Extract each line of the data and write it out again exactly.

>>>>

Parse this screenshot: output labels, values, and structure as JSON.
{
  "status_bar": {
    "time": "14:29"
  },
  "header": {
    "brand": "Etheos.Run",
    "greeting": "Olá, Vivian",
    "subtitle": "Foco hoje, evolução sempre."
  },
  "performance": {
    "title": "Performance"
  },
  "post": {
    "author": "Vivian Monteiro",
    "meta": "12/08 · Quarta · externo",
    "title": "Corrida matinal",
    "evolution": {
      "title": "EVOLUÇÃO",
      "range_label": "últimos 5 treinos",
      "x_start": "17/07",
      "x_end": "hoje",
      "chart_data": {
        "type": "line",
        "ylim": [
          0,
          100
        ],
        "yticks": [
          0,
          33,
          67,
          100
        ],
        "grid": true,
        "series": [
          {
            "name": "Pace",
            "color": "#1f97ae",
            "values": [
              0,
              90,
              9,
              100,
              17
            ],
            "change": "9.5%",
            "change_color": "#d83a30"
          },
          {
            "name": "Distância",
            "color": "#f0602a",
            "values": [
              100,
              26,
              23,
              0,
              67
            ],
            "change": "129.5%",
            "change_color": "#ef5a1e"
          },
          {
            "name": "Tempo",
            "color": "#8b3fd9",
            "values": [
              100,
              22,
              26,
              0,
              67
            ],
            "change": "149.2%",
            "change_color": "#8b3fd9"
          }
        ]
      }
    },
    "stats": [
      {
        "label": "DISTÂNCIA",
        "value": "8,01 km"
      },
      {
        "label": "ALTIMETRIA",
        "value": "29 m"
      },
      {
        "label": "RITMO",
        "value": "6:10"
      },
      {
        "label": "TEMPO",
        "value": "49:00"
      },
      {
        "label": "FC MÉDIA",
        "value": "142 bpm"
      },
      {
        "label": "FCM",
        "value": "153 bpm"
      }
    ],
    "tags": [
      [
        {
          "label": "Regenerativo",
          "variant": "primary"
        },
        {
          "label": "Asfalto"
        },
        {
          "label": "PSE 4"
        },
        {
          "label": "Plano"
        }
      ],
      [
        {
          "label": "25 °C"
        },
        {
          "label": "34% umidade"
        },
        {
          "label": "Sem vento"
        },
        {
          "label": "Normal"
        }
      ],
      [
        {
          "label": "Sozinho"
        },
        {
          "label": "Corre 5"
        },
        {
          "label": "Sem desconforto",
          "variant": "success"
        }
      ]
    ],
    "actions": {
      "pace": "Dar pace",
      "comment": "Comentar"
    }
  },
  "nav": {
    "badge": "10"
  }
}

<<<<

= EXERCISE RESPONSE =
Parse this screenshot: output labels, values, and structure as JSON.
{
  "status_bar": {
    "time": "14:29"
  },
  "header": {
    "brand": "Etheos.Run",
    "greeting": "Olá, Vivian",
    "subtitle": "Foco hoje, evolução sempre."
  },
  "performance": {
    "title": "Performance"
  },
  "post": {
    "author": "Vivian Monteiro",
    "meta": "12/08 · Quarta · externo",
    "title": "Corrida matinal",
    "evolution": {
      "title": "EVOLUÇÃO",
      "range_label": "últimos 5 treinos",
      "x_start": "17/07",
      "x_end": "hoje",
      "chart_data": {
        "type": "line",
        "ylim": [
          0,
          100
        ],
        "yticks": [
          0,
          33,
          67,
          100
        ],
        "grid": true,
        "series": [
          {
            "name": "Pace",
            "color": "#1f97ae",
            "values": [
              0,
              90,
              9,
              100,
              17
            ],
            "change": "9.5%",
            "change_color": "#d83a30"
          },
          {
            "name": "Distância",
            "color": "#f0602a",
            "values": [
              100,
              26,
              23,
              0,
              67
            ],
            "change": "129.5%",
            "change_color": "#ef5a1e"
          },
          {
            "name": "Tempo",
            "color": "#8b3fd9",
            "values": [
              100,
              22,
              26,
              0,
              67
            ],
            "change": "149.2%",
            "change_color": "#8b3fd9"
          }
        ]
      }
    },
    "stats": [
      {
        "label": "DISTÂNCIA",
        "value": "8,01 km"
      },
      {
        "label": "ALTIMETRIA",
        "value": "29 m"
      },
      {
        "label": "RITMO",
        "value": "6:10"
      },
      {
        "label": "TEMPO",
        "value": "49:00"
      },
      {
        "label": "FC MÉDIA",
        "value": "142 bpm"
      },
      {
        "label": "FCM",
        "value": "153 bpm"
      }
    ],
    "tags": [
      [
        {
          "label": "Regenerativo",
          "variant": "primary"
        },
        {
          "label": "Asfalto"
        },
        {
          "label": "PSE 4"
        },
        {
          "label": "Plano"
        }
      ],
      [
        {
          "label": "25 °C"
        },
        {
          "label": "34% umidade"
        },
        {
          "label": "Sem vento"
        },
        {
          "label": "Normal"
        }
      ],
      [
        {
          "label": "Sozinho"
        },
        {
          "label": "Corre 5"
        },
        {
          "label": "Sem desconforto",
          "variant": "success"
        }
      ]
    ],
    "actions": {
      "pace": "Dar pace",
      "comment": "Comentar"
    }
  },
  "nav": {
    "badge": "10"
  }
}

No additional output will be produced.